> **Records to use**
***

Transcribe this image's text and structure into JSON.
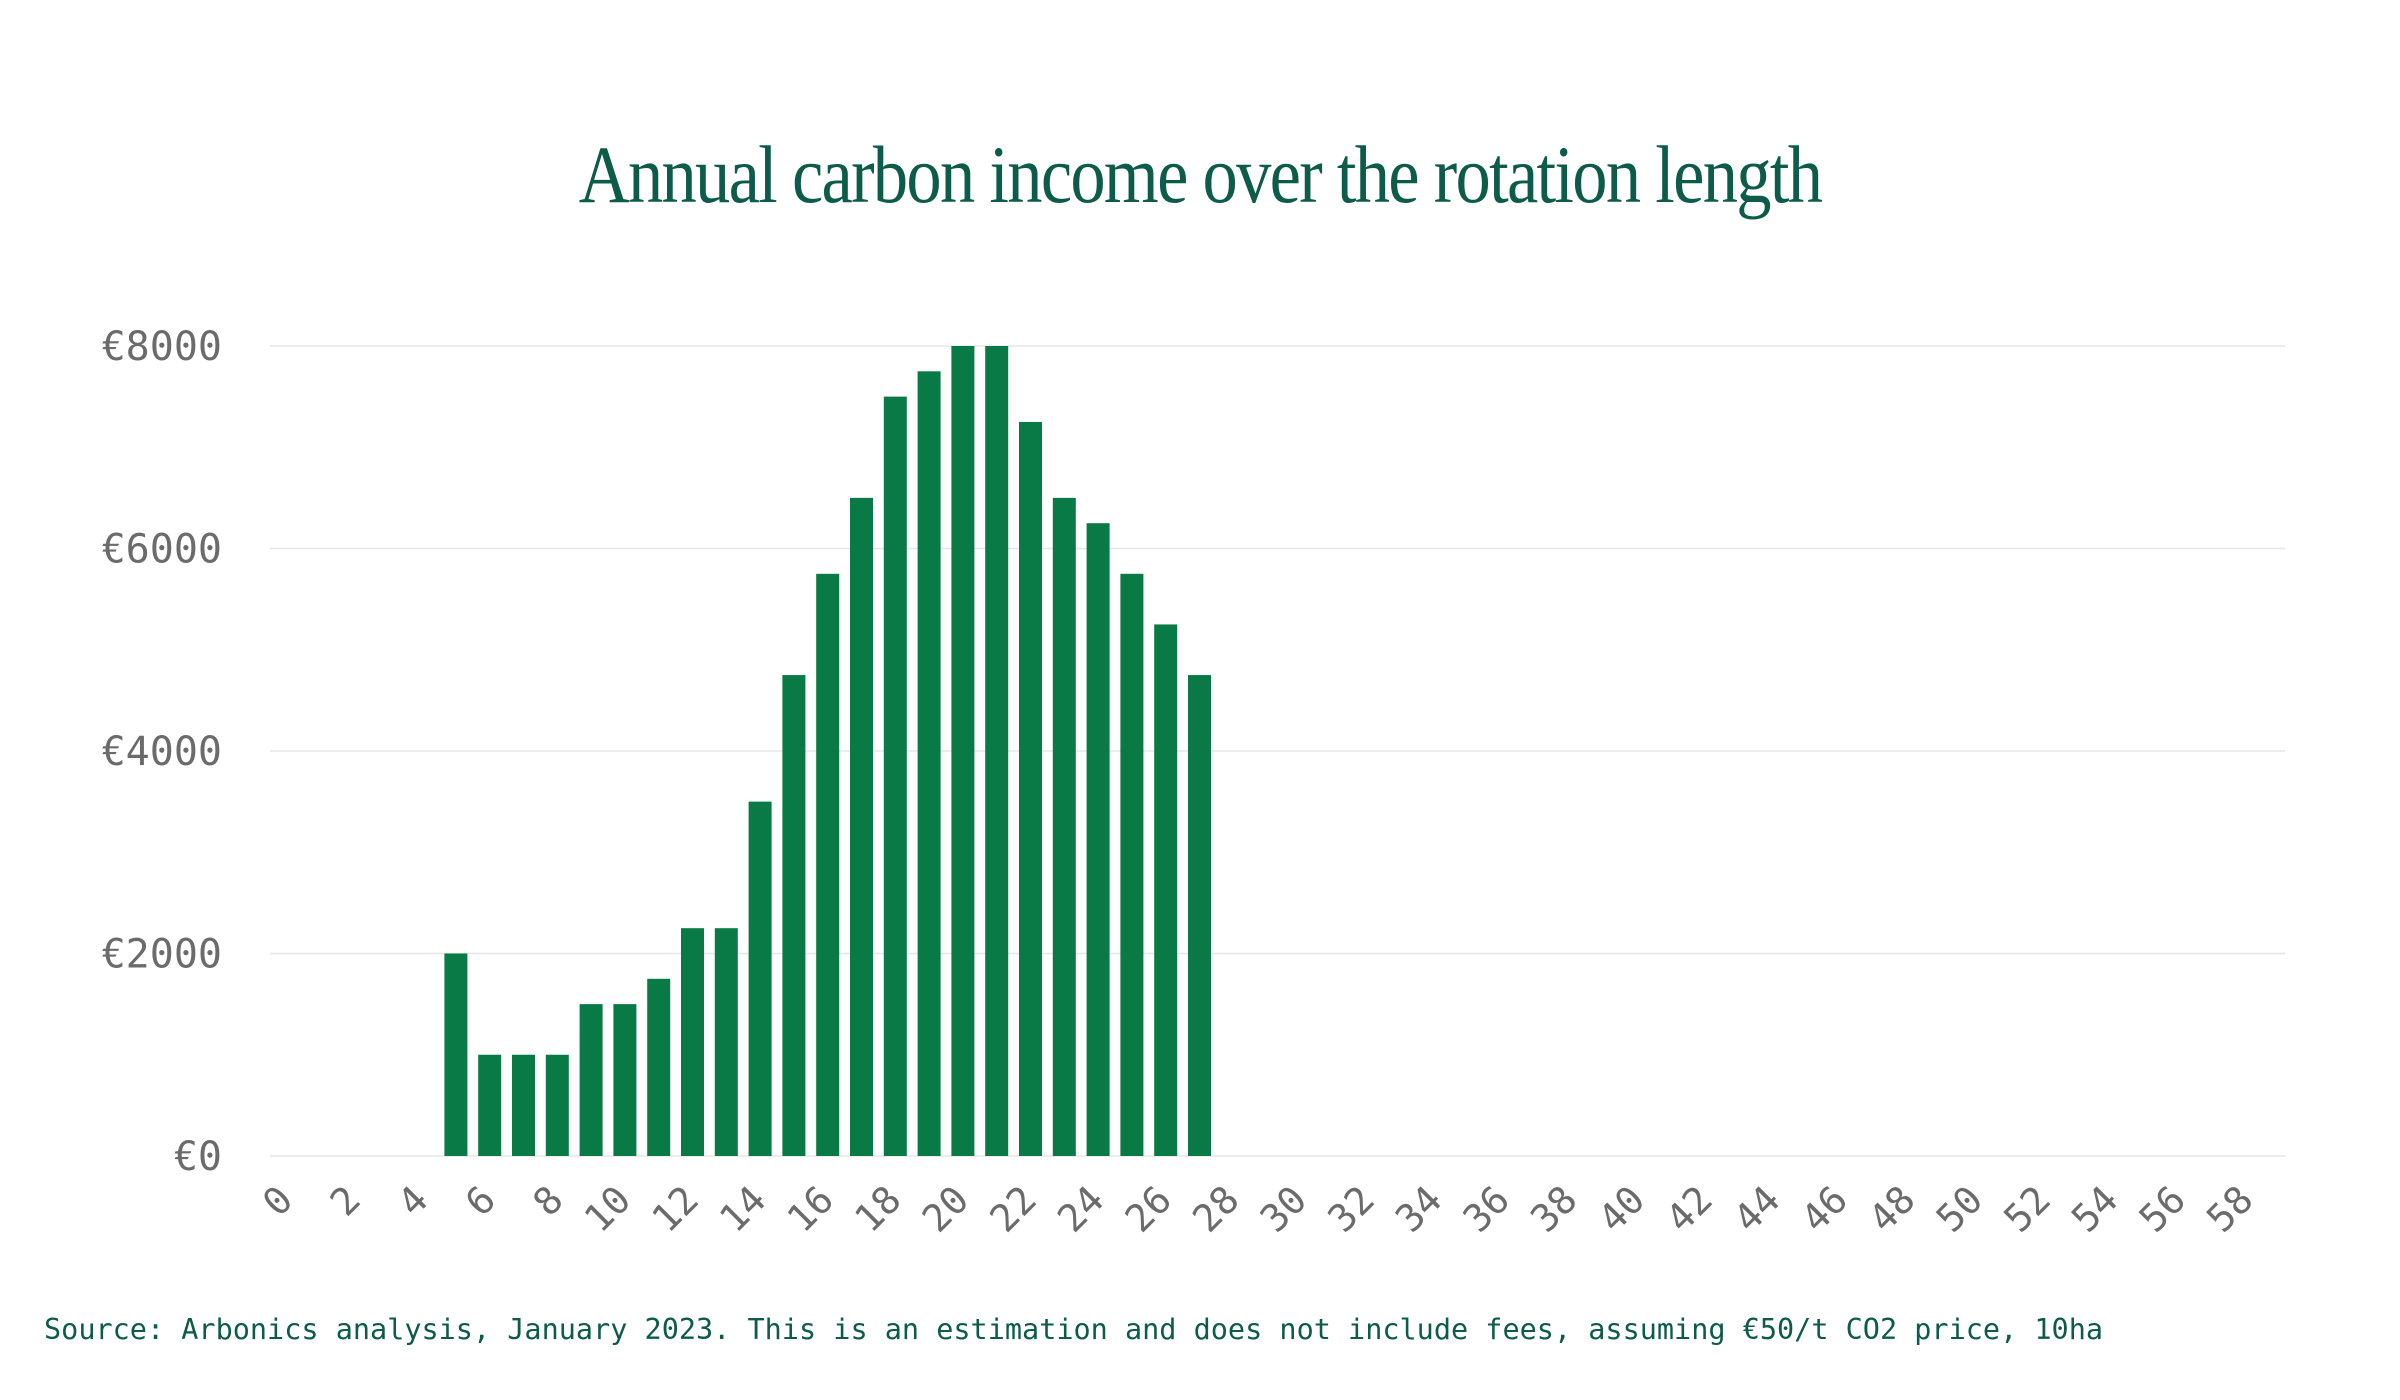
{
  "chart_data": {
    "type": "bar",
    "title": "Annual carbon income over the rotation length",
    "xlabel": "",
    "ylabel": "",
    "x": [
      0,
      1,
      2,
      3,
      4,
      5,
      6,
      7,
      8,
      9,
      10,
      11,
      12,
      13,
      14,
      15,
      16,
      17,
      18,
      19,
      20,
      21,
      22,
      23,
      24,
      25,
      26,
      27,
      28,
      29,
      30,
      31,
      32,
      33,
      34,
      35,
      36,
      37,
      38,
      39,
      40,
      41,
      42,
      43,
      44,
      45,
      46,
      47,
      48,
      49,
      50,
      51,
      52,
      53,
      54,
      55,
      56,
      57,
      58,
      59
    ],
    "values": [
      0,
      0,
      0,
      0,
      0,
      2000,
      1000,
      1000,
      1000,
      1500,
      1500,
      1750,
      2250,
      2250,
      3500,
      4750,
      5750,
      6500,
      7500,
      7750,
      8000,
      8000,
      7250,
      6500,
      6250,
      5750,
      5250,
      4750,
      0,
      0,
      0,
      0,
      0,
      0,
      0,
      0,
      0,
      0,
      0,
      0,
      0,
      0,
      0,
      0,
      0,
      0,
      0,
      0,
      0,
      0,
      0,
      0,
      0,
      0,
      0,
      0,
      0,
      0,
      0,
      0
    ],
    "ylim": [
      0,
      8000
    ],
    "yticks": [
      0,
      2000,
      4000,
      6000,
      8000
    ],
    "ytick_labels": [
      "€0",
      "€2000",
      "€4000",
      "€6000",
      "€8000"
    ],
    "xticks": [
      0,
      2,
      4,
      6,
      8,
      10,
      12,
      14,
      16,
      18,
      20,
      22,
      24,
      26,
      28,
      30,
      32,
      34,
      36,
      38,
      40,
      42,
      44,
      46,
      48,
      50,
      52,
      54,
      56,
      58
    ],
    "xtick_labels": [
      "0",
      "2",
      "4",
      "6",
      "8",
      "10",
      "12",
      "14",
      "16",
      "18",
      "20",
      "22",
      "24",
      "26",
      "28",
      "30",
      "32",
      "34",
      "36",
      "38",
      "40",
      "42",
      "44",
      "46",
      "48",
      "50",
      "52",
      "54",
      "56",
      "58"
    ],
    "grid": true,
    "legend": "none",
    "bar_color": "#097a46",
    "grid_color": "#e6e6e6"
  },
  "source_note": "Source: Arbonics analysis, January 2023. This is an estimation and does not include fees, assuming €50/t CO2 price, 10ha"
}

***

> **Work to be completed**
Repeat all the data as it stands, dropping any images it holds.

> **Exercise answer**
Transcribe this image's text and structure into JSON.
{
  "chart_data": {
    "type": "bar",
    "title": "Annual carbon income over the rotation length",
    "xlabel": "",
    "ylabel": "",
    "x": [
      0,
      1,
      2,
      3,
      4,
      5,
      6,
      7,
      8,
      9,
      10,
      11,
      12,
      13,
      14,
      15,
      16,
      17,
      18,
      19,
      20,
      21,
      22,
      23,
      24,
      25,
      26,
      27,
      28,
      29,
      30,
      31,
      32,
      33,
      34,
      35,
      36,
      37,
      38,
      39,
      40,
      41,
      42,
      43,
      44,
      45,
      46,
      47,
      48,
      49,
      50,
      51,
      52,
      53,
      54,
      55,
      56,
      57,
      58,
      59
    ],
    "values": [
      0,
      0,
      0,
      0,
      0,
      2000,
      1000,
      1000,
      1000,
      1500,
      1500,
      1750,
      2250,
      2250,
      3500,
      4750,
      5750,
      6500,
      7500,
      7750,
      8000,
      8000,
      7250,
      6500,
      6250,
      5750,
      5250,
      4750,
      0,
      0,
      0,
      0,
      0,
      0,
      0,
      0,
      0,
      0,
      0,
      0,
      0,
      0,
      0,
      0,
      0,
      0,
      0,
      0,
      0,
      0,
      0,
      0,
      0,
      0,
      0,
      0,
      0,
      0,
      0,
      0
    ],
    "ylim": [
      0,
      8000
    ],
    "yticks": [
      0,
      2000,
      4000,
      6000,
      8000
    ],
    "ytick_labels": [
      "€0",
      "€2000",
      "€4000",
      "€6000",
      "€8000"
    ],
    "xticks": [
      0,
      2,
      4,
      6,
      8,
      10,
      12,
      14,
      16,
      18,
      20,
      22,
      24,
      26,
      28,
      30,
      32,
      34,
      36,
      38,
      40,
      42,
      44,
      46,
      48,
      50,
      52,
      54,
      56,
      58
    ],
    "xtick_labels": [
      "0",
      "2",
      "4",
      "6",
      "8",
      "10",
      "12",
      "14",
      "16",
      "18",
      "20",
      "22",
      "24",
      "26",
      "28",
      "30",
      "32",
      "34",
      "36",
      "38",
      "40",
      "42",
      "44",
      "46",
      "48",
      "50",
      "52",
      "54",
      "56",
      "58"
    ],
    "grid": true,
    "legend": "none",
    "bar_color": "#097a46",
    "grid_color": "#e6e6e6"
  },
  "source_note": "Source: Arbonics analysis, January 2023. This is an estimation and does not include fees, assuming €50/t CO2 price, 10ha"
}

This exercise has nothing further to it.